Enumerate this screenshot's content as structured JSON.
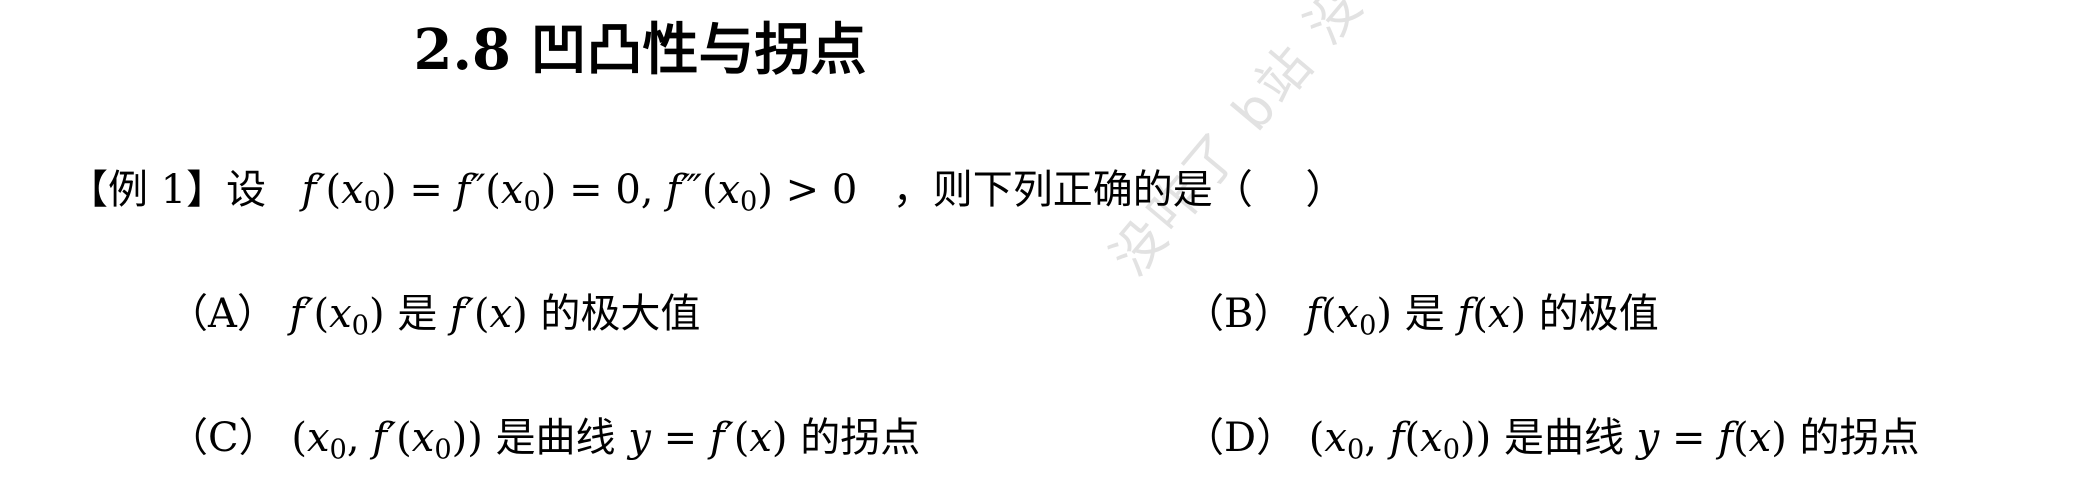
{
  "title": "2.8 凹凸性与拐点",
  "question": {
    "prefix": "【例 1】设",
    "f1": "f′",
    "f2": "f″",
    "f3": "f‴",
    "x": "x",
    "zero_sub": "0",
    "eq": "=",
    "zero": "0",
    "comma": ",",
    "gt": ">",
    "suffix": "，则下列正确的是（　 ）"
  },
  "options": {
    "A": {
      "label": "（A）",
      "text1": "是",
      "text2": "的极大值"
    },
    "B": {
      "label": "（B）",
      "text1": "是",
      "text2": "的极值"
    },
    "C": {
      "label": "（C）",
      "text1": "是曲线",
      "text2": "的拐点"
    },
    "D": {
      "label": "（D）",
      "text1": "是曲线",
      "text2": "的拐点"
    }
  },
  "math": {
    "f": "f",
    "fp": "f′",
    "x": "x",
    "y": "y",
    "sub0": "0",
    "lp": "(",
    "rp": ")",
    "rpp": "))",
    "comma": ",",
    "eq": "="
  },
  "watermark": "没咋了 b站 没咋了"
}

Objective — Write out again every line above exactly as given; the pictures do not belong in the copy.

Result of the task —
Enumerate this screenshot's content as structured JSON.
{
  "title": "2.8 凹凸性与拐点",
  "question": {
    "prefix": "【例 1】设",
    "f1": "f′",
    "f2": "f″",
    "f3": "f‴",
    "x": "x",
    "zero_sub": "0",
    "eq": "=",
    "zero": "0",
    "comma": ",",
    "gt": ">",
    "suffix": "，则下列正确的是（　 ）"
  },
  "options": {
    "A": {
      "label": "（A）",
      "text1": "是",
      "text2": "的极大值"
    },
    "B": {
      "label": "（B）",
      "text1": "是",
      "text2": "的极值"
    },
    "C": {
      "label": "（C）",
      "text1": "是曲线",
      "text2": "的拐点"
    },
    "D": {
      "label": "（D）",
      "text1": "是曲线",
      "text2": "的拐点"
    }
  },
  "math": {
    "f": "f",
    "fp": "f′",
    "x": "x",
    "y": "y",
    "sub0": "0",
    "lp": "(",
    "rp": ")",
    "rpp": "))",
    "comma": ",",
    "eq": "="
  },
  "watermark": "没咋了 b站 没咋了"
}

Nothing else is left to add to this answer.